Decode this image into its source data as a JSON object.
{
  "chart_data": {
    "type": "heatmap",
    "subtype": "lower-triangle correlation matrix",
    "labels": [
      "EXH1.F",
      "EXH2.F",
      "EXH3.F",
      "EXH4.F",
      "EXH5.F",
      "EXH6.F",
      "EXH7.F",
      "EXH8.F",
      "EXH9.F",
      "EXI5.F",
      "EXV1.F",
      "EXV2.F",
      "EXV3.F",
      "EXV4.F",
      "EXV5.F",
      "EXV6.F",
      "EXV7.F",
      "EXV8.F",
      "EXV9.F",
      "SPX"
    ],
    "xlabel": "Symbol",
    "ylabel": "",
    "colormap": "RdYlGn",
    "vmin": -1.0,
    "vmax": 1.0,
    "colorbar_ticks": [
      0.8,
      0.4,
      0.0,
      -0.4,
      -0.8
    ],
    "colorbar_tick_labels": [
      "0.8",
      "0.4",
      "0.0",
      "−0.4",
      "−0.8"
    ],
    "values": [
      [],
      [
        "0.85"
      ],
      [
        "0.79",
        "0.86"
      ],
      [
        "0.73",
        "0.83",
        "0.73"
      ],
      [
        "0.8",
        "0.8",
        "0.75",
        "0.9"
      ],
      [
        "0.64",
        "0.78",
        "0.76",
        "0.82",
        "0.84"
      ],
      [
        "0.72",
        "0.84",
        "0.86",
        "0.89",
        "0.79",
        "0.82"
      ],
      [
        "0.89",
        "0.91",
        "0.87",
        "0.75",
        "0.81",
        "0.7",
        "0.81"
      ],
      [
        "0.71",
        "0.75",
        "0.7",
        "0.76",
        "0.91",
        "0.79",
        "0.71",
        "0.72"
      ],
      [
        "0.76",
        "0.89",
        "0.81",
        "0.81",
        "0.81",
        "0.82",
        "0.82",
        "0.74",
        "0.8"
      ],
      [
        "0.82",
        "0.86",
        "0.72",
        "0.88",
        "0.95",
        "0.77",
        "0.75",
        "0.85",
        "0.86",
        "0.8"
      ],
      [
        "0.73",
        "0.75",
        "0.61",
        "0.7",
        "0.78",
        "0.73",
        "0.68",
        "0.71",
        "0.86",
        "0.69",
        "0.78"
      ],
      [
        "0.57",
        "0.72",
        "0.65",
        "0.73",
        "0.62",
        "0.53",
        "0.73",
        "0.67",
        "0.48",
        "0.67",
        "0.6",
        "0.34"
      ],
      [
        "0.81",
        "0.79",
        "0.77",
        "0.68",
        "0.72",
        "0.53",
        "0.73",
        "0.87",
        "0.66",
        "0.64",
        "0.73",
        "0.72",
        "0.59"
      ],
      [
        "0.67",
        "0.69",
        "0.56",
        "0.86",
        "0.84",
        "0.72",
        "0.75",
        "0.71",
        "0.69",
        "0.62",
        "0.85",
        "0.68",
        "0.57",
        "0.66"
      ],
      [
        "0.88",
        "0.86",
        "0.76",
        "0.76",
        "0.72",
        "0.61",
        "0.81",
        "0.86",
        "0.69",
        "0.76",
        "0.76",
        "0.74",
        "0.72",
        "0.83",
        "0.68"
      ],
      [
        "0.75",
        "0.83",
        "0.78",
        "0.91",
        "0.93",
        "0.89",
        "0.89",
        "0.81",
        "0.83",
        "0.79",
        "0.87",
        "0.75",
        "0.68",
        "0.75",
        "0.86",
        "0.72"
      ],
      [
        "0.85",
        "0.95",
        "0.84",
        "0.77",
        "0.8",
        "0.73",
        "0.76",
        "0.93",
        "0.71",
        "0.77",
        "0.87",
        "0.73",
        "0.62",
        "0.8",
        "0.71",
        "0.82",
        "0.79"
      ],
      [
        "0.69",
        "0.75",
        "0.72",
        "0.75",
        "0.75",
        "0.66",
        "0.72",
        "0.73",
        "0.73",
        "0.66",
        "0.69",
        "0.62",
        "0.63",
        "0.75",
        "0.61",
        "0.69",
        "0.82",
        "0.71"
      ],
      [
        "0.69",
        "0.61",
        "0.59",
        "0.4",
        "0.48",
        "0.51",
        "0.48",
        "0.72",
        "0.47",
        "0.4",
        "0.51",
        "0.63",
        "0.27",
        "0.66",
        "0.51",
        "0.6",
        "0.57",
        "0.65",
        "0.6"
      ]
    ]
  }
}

┄┄┄┄┄┄┄┄┄┄┄┄┄┄┄┄┄┄┄┄

§ **Challenge**
Every entry in the listing must be retyped exactly.

§ **Response to the exercise**
Decode this image into its source data as a JSON object.
{
  "chart_data": {
    "type": "heatmap",
    "subtype": "lower-triangle correlation matrix",
    "labels": [
      "EXH1.F",
      "EXH2.F",
      "EXH3.F",
      "EXH4.F",
      "EXH5.F",
      "EXH6.F",
      "EXH7.F",
      "EXH8.F",
      "EXH9.F",
      "EXI5.F",
      "EXV1.F",
      "EXV2.F",
      "EXV3.F",
      "EXV4.F",
      "EXV5.F",
      "EXV6.F",
      "EXV7.F",
      "EXV8.F",
      "EXV9.F",
      "SPX"
    ],
    "xlabel": "Symbol",
    "ylabel": "",
    "colormap": "RdYlGn",
    "vmin": -1.0,
    "vmax": 1.0,
    "colorbar_ticks": [
      0.8,
      0.4,
      0.0,
      -0.4,
      -0.8
    ],
    "colorbar_tick_labels": [
      "0.8",
      "0.4",
      "0.0",
      "−0.4",
      "−0.8"
    ],
    "values": [
      [],
      [
        "0.85"
      ],
      [
        "0.79",
        "0.86"
      ],
      [
        "0.73",
        "0.83",
        "0.73"
      ],
      [
        "0.8",
        "0.8",
        "0.75",
        "0.9"
      ],
      [
        "0.64",
        "0.78",
        "0.76",
        "0.82",
        "0.84"
      ],
      [
        "0.72",
        "0.84",
        "0.86",
        "0.89",
        "0.79",
        "0.82"
      ],
      [
        "0.89",
        "0.91",
        "0.87",
        "0.75",
        "0.81",
        "0.7",
        "0.81"
      ],
      [
        "0.71",
        "0.75",
        "0.7",
        "0.76",
        "0.91",
        "0.79",
        "0.71",
        "0.72"
      ],
      [
        "0.76",
        "0.89",
        "0.81",
        "0.81",
        "0.81",
        "0.82",
        "0.82",
        "0.74",
        "0.8"
      ],
      [
        "0.82",
        "0.86",
        "0.72",
        "0.88",
        "0.95",
        "0.77",
        "0.75",
        "0.85",
        "0.86",
        "0.8"
      ],
      [
        "0.73",
        "0.75",
        "0.61",
        "0.7",
        "0.78",
        "0.73",
        "0.68",
        "0.71",
        "0.86",
        "0.69",
        "0.78"
      ],
      [
        "0.57",
        "0.72",
        "0.65",
        "0.73",
        "0.62",
        "0.53",
        "0.73",
        "0.67",
        "0.48",
        "0.67",
        "0.6",
        "0.34"
      ],
      [
        "0.81",
        "0.79",
        "0.77",
        "0.68",
        "0.72",
        "0.53",
        "0.73",
        "0.87",
        "0.66",
        "0.64",
        "0.73",
        "0.72",
        "0.59"
      ],
      [
        "0.67",
        "0.69",
        "0.56",
        "0.86",
        "0.84",
        "0.72",
        "0.75",
        "0.71",
        "0.69",
        "0.62",
        "0.85",
        "0.68",
        "0.57",
        "0.66"
      ],
      [
        "0.88",
        "0.86",
        "0.76",
        "0.76",
        "0.72",
        "0.61",
        "0.81",
        "0.86",
        "0.69",
        "0.76",
        "0.76",
        "0.74",
        "0.72",
        "0.83",
        "0.68"
      ],
      [
        "0.75",
        "0.83",
        "0.78",
        "0.91",
        "0.93",
        "0.89",
        "0.89",
        "0.81",
        "0.83",
        "0.79",
        "0.87",
        "0.75",
        "0.68",
        "0.75",
        "0.86",
        "0.72"
      ],
      [
        "0.85",
        "0.95",
        "0.84",
        "0.77",
        "0.8",
        "0.73",
        "0.76",
        "0.93",
        "0.71",
        "0.77",
        "0.87",
        "0.73",
        "0.62",
        "0.8",
        "0.71",
        "0.82",
        "0.79"
      ],
      [
        "0.69",
        "0.75",
        "0.72",
        "0.75",
        "0.75",
        "0.66",
        "0.72",
        "0.73",
        "0.73",
        "0.66",
        "0.69",
        "0.62",
        "0.63",
        "0.75",
        "0.61",
        "0.69",
        "0.82",
        "0.71"
      ],
      [
        "0.69",
        "0.61",
        "0.59",
        "0.4",
        "0.48",
        "0.51",
        "0.48",
        "0.72",
        "0.47",
        "0.4",
        "0.51",
        "0.63",
        "0.27",
        "0.66",
        "0.51",
        "0.6",
        "0.57",
        "0.65",
        "0.6"
      ]
    ]
  }
}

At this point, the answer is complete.